# Start of Input

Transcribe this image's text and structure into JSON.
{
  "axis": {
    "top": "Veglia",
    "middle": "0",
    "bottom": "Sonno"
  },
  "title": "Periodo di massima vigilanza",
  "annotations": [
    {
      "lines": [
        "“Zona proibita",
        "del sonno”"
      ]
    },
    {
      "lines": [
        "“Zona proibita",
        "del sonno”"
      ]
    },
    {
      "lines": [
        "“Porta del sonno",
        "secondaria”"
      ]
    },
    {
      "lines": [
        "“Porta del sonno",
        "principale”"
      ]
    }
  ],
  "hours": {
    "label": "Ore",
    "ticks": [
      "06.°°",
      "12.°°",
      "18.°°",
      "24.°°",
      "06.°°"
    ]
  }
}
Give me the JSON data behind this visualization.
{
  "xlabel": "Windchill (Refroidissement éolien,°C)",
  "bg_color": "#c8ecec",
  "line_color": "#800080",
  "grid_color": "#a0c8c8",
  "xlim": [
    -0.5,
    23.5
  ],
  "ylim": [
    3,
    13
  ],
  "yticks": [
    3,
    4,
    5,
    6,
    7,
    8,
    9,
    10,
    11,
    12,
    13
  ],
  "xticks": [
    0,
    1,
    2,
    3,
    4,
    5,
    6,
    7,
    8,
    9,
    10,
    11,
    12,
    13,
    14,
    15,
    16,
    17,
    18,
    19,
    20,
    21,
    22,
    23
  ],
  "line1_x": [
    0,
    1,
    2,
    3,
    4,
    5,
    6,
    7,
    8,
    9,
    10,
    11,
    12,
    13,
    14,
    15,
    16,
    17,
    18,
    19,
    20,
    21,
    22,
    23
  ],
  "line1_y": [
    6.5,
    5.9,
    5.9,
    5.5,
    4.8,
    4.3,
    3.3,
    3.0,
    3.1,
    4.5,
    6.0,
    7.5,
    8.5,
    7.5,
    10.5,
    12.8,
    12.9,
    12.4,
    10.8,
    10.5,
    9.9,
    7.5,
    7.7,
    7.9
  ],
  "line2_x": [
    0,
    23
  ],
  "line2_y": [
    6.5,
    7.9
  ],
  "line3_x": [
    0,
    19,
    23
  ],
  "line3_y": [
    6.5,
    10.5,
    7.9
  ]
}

# End of Input

### Given instruction
Copy out every line in the listing where the word "this" appears.

### Output
Transcribe this image's text and structure into JSON.
Give me the JSON data behind this visualization.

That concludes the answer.